§ Records from a dataset:

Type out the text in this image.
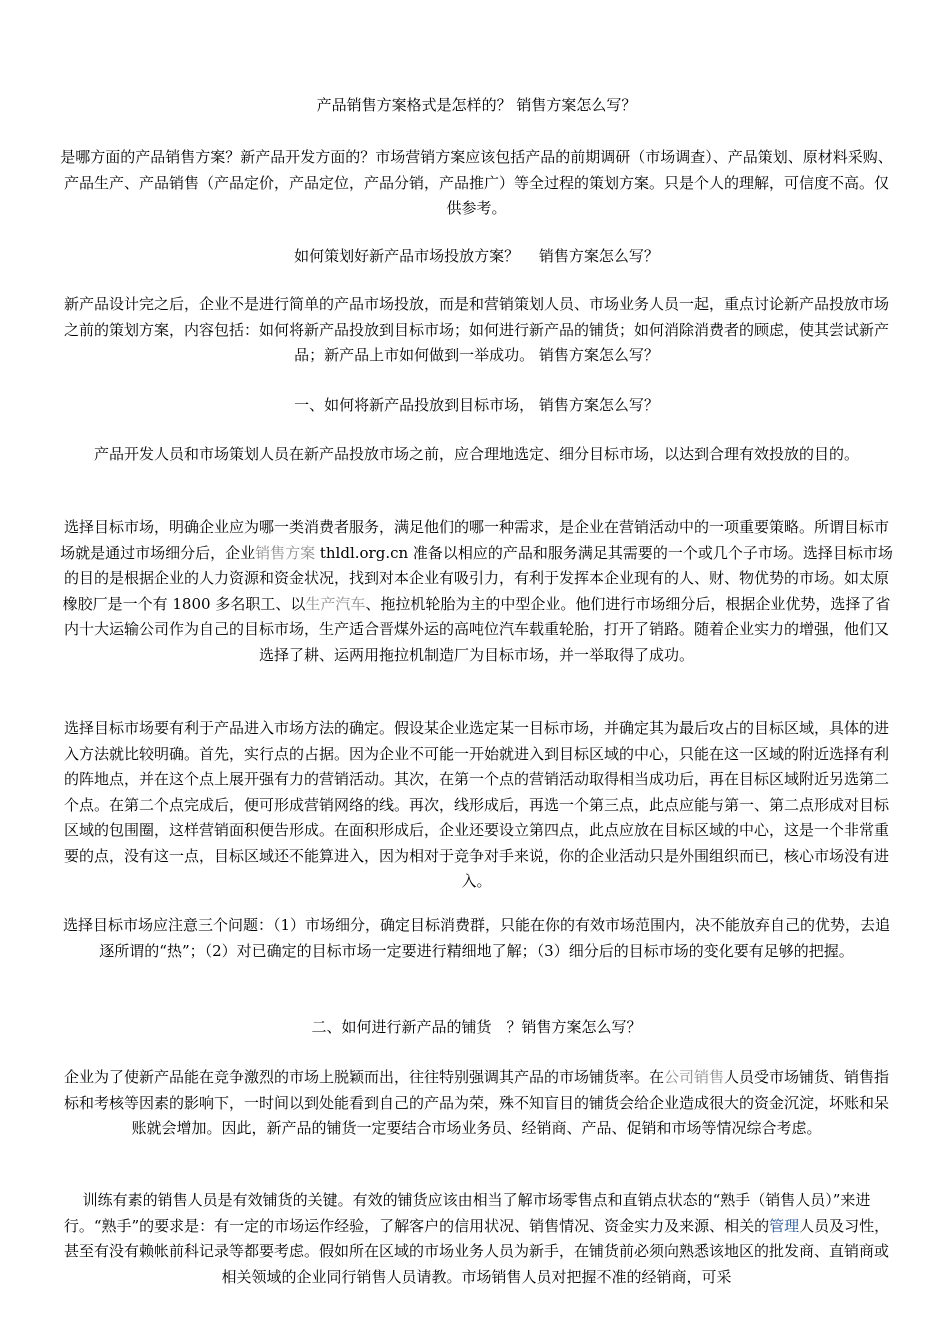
产品销售方案格式是怎样的？ 销售方案怎么写？

是哪方面的产品销售方案？新产品开发方面的？市场营销方案应该包括产品的前期调研（市场调查）、产品策划、原材料采购、产品生产、产品销售（产品定价，产品定位，产品分销，产品推广）等全过程的策划方案。只是个人的理解，可信度不高。仅供参考。

如何策划好新产品市场投放方案？　 销售方案怎么写？

新产品设计完之后，企业不是进行简单的产品市场投放，而是和营销策划人员、市场业务人员一起，重点讨论新产品投放市场之前的策划方案，内容包括：如何将新产品投放到目标市场；如何进行新产品的铺货；如何消除消费者的顾虑，使其尝试新产品；新产品上市如何做到一举成功。 销售方案怎么写？

一、如何将新产品投放到目标市场， 销售方案怎么写？

产品开发人员和市场策划人员在新产品投放市场之前，应合理地选定、细分目标市场，以达到合理有效投放的目的。

选择目标市场，明确企业应为哪一类消费者服务，满足他们的哪一种需求，是企业在营销活动中的一项重要策略。所谓目标市场就是通过市场细分后，企业销售方案 thldl.org.cn 准备以相应的产品和服务满足其需要的一个或几个子市场。选择目标市场的目的是根据企业的人力资源和资金状况，找到对本企业有吸引力，有利于发挥本企业现有的人、财、物优势的市场。如太原橡胶厂是一个有 1800 多名职工、以生产汽车、拖拉机轮胎为主的中型企业。他们进行市场细分后，根据企业优势，选择了省内十大运输公司作为自己的目标市场，生产适合晋煤外运的高吨位汽车载重轮胎，打开了销路。随着企业实力的增强，他们又选择了耕、运两用拖拉机制造厂为目标市场，并一举取得了成功。

选择目标市场要有利于产品进入市场方法的确定。假设某企业选定某一目标市场，并确定其为最后攻占的目标区域，具体的进入方法就比较明确。首先，实行点的占据。因为企业不可能一开始就进入到目标区域的中心，只能在这一区域的附近选择有利的阵地点，并在这个点上展开强有力的营销活动。其次，在第一个点的营销活动取得相当成功后，再在目标区域附近另选第二个点。在第二个点完成后，便可形成营销网络的线。再次，线形成后，再选一个第三点，此点应能与第一、第二点形成对目标区域的包围圈，这样营销面积便告形成。在面积形成后，企业还要设立第四点，此点应放在目标区域的中心，这是一个非常重要的点，没有这一点，目标区域还不能算进入，因为相对于竞争对手来说，你的企业活动只是外围组织而已，核心市场没有进入。

选择目标市场应注意三个问题：（1）市场细分，确定目标消费群，只能在你的有效市场范围内，决不能放弃自己的优势，去追逐所谓的“热”；（2）对已确定的目标市场一定要进行精细地了解；（3）细分后的目标市场的变化要有足够的把握。

二、如何进行新产品的铺货　？销售方案怎么写？

企业为了使新产品能在竞争激烈的市场上脱颖而出，往往特别强调其产品的市场铺货率。在公司销售人员受市场铺货、销售指标和考核等因素的影响下，一时间以到处能看到自己的产品为荣，殊不知盲目的铺货会给企业造成很大的资金沉淀，坏账和呆账就会增加。因此，新产品的铺货一定要结合市场业务员、经销商、产品、促销和市场等情况综合考虑。

训练有素的销售人员是有效铺货的关键。有效的铺货应该由相当了解市场零售点和直销点状态的“熟手（销售人员）”来进行。“熟手”的要求是：有一定的市场运作经验，了解客户的信用状况、销售情况、资金实力及来源、相关的管理人员及习性，甚至有没有赖帐前科记录等都要考虑。假如所在区域的市场业务人员为新手，在铺货前必须向熟悉该地区的批发商、直销商或相关领域的企业同行销售人员请教。市场销售人员对把握不准的经销商，可采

§ YOUR OBJECTIVE: Copy out every line of the data that includes the word "销售方案怎么写".

§ EXERCISE RESPONSE:
产品销售方案格式是怎样的？ 销售方案怎么写？
如何策划好新产品市场投放方案？　 销售方案怎么写？
新产品设计完之后，企业不是进行简单的产品市场投放，而是和营销策划人员、市场业务人员一起，重点讨论新产品投放市场之前的策划方案，内容包括：如何将新产品投放到目标市场；如何进行新产品的铺货；如何消除消费者的顾虑，使其尝试新产品；新产品上市如何做到一举成功。 销售方案怎么写？
一、如何将新产品投放到目标市场， 销售方案怎么写？
二、如何进行新产品的铺货　？销售方案怎么写？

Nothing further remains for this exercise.